[Begin]
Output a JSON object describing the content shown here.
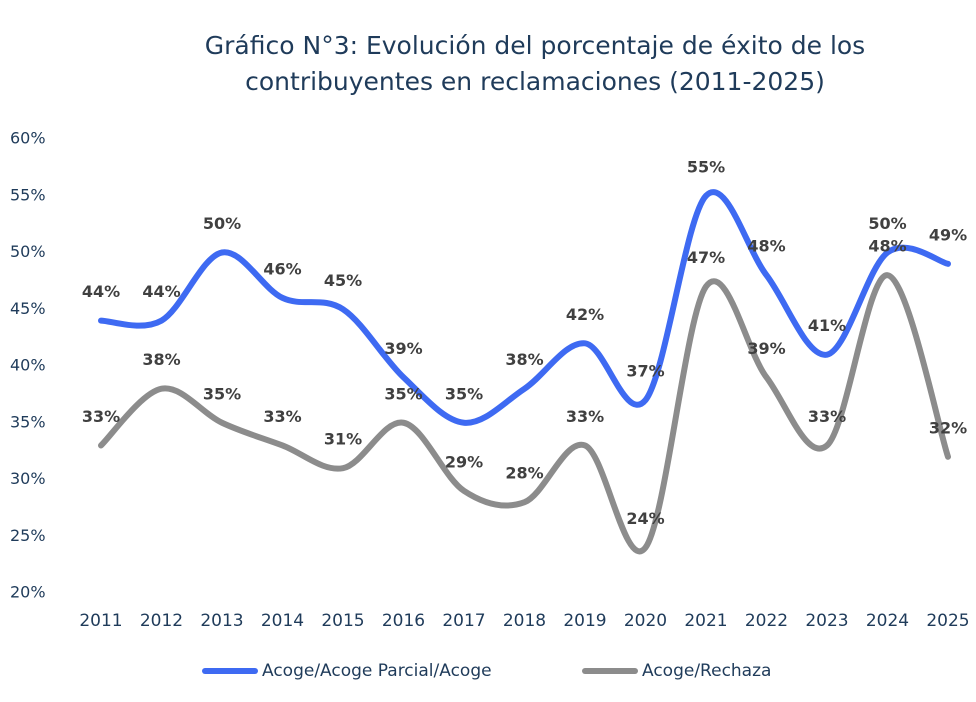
{
  "chart_data": {
    "type": "line",
    "title": [
      "Gráfico N°3: Evolución del porcentaje de éxito de los",
      "contribuyentes en reclamaciones (2011-2025)"
    ],
    "categories": [
      "2011",
      "2012",
      "2013",
      "2014",
      "2015",
      "2016",
      "2017",
      "2018",
      "2019",
      "2020",
      "2021",
      "2022",
      "2023",
      "2024",
      "2025"
    ],
    "series": [
      {
        "name": "Acoge/Acoge Parcial/Acoge",
        "color": "#3e6af2",
        "values": [
          44,
          44,
          50,
          46,
          45,
          39,
          35,
          38,
          42,
          37,
          55,
          48,
          41,
          50,
          49
        ],
        "value_labels": [
          "44%",
          "44%",
          "50%",
          "46%",
          "45%",
          "39%",
          "35%",
          "38%",
          "42%",
          "37%",
          "55%",
          "48%",
          "41%",
          "50%",
          "49%"
        ]
      },
      {
        "name": "Acoge/Rechaza",
        "color": "#8c8c8c",
        "values": [
          33,
          38,
          35,
          33,
          31,
          35,
          29,
          28,
          33,
          24,
          47,
          39,
          33,
          48,
          32
        ],
        "value_labels": [
          "33%",
          "38%",
          "35%",
          "33%",
          "31%",
          "35%",
          "29%",
          "28%",
          "33%",
          "24%",
          "47%",
          "39%",
          "33%",
          "48%",
          "32%"
        ]
      }
    ],
    "ylim": [
      20,
      60
    ],
    "yticks": [
      {
        "value": 20,
        "label": "20%"
      },
      {
        "value": 25,
        "label": "25%"
      },
      {
        "value": 30,
        "label": "30%"
      },
      {
        "value": 35,
        "label": "35%"
      },
      {
        "value": 40,
        "label": "40%"
      },
      {
        "value": 45,
        "label": "45%"
      },
      {
        "value": 50,
        "label": "50%"
      },
      {
        "value": 55,
        "label": "55%"
      },
      {
        "value": 60,
        "label": "60%"
      }
    ],
    "legend": "bottom"
  }
}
[End]
● **WHAT THIS TASK INVOLVES**
Transcribe all the lines above exactly, apart from the pictures.

● **THE ANSWER**
Output a JSON object describing the content shown here.
{
  "chart_data": {
    "type": "line",
    "title": [
      "Gráfico N°3: Evolución del porcentaje de éxito de los",
      "contribuyentes en reclamaciones (2011-2025)"
    ],
    "categories": [
      "2011",
      "2012",
      "2013",
      "2014",
      "2015",
      "2016",
      "2017",
      "2018",
      "2019",
      "2020",
      "2021",
      "2022",
      "2023",
      "2024",
      "2025"
    ],
    "series": [
      {
        "name": "Acoge/Acoge Parcial/Acoge",
        "color": "#3e6af2",
        "values": [
          44,
          44,
          50,
          46,
          45,
          39,
          35,
          38,
          42,
          37,
          55,
          48,
          41,
          50,
          49
        ],
        "value_labels": [
          "44%",
          "44%",
          "50%",
          "46%",
          "45%",
          "39%",
          "35%",
          "38%",
          "42%",
          "37%",
          "55%",
          "48%",
          "41%",
          "50%",
          "49%"
        ]
      },
      {
        "name": "Acoge/Rechaza",
        "color": "#8c8c8c",
        "values": [
          33,
          38,
          35,
          33,
          31,
          35,
          29,
          28,
          33,
          24,
          47,
          39,
          33,
          48,
          32
        ],
        "value_labels": [
          "33%",
          "38%",
          "35%",
          "33%",
          "31%",
          "35%",
          "29%",
          "28%",
          "33%",
          "24%",
          "47%",
          "39%",
          "33%",
          "48%",
          "32%"
        ]
      }
    ],
    "ylim": [
      20,
      60
    ],
    "yticks": [
      {
        "value": 20,
        "label": "20%"
      },
      {
        "value": 25,
        "label": "25%"
      },
      {
        "value": 30,
        "label": "30%"
      },
      {
        "value": 35,
        "label": "35%"
      },
      {
        "value": 40,
        "label": "40%"
      },
      {
        "value": 45,
        "label": "45%"
      },
      {
        "value": 50,
        "label": "50%"
      },
      {
        "value": 55,
        "label": "55%"
      },
      {
        "value": 60,
        "label": "60%"
      }
    ],
    "legend": "bottom"
  }
}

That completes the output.